» TASK STATEMENT: Counting only lines that hold "this", give the total and nothing more.

» RECORDS FOR THE EXERCISE:
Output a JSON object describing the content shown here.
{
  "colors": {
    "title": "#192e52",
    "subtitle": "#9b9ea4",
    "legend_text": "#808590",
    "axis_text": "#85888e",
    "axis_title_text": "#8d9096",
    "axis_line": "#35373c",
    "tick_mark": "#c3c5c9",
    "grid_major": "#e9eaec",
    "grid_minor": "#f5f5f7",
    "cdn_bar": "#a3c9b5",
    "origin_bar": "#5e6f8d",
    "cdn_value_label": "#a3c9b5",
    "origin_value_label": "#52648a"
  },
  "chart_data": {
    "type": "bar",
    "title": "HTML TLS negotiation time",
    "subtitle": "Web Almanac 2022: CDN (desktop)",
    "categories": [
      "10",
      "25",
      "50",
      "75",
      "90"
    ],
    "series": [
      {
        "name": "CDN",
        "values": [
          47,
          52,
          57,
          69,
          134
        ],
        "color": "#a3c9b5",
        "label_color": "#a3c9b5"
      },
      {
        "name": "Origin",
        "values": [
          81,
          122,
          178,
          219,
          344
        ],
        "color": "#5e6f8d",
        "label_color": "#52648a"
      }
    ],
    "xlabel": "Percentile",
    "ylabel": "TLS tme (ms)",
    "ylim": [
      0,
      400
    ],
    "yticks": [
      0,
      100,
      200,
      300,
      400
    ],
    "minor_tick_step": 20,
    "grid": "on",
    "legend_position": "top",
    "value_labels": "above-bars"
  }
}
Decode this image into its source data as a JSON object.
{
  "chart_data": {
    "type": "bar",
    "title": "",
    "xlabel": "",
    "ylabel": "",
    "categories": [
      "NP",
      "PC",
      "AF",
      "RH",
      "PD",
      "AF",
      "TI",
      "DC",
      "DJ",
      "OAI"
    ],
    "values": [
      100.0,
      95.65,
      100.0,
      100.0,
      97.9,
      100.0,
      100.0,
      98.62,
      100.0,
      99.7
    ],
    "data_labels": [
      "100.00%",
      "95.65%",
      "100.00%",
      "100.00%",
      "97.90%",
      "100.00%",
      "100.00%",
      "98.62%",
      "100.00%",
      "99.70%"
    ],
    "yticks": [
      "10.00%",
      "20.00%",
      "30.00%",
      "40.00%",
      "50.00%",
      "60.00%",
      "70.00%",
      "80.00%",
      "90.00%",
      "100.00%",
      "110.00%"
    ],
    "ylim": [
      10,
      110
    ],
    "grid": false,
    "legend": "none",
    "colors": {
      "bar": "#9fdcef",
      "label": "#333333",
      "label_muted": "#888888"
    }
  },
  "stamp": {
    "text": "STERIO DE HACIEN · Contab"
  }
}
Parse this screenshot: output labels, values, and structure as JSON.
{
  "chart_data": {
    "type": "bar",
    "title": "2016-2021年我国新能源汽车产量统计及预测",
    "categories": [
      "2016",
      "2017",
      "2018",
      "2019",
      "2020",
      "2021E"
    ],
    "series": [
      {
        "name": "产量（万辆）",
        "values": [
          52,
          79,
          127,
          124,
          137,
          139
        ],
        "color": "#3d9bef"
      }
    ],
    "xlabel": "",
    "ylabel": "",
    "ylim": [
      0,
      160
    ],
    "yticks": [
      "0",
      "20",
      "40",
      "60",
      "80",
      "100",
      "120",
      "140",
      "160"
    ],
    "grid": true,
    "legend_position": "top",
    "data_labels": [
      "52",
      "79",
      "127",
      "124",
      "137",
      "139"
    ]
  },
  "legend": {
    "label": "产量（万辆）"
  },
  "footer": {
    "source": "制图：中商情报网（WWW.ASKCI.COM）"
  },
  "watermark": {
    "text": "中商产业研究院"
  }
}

» REPLY TO THE EXERCISE: 2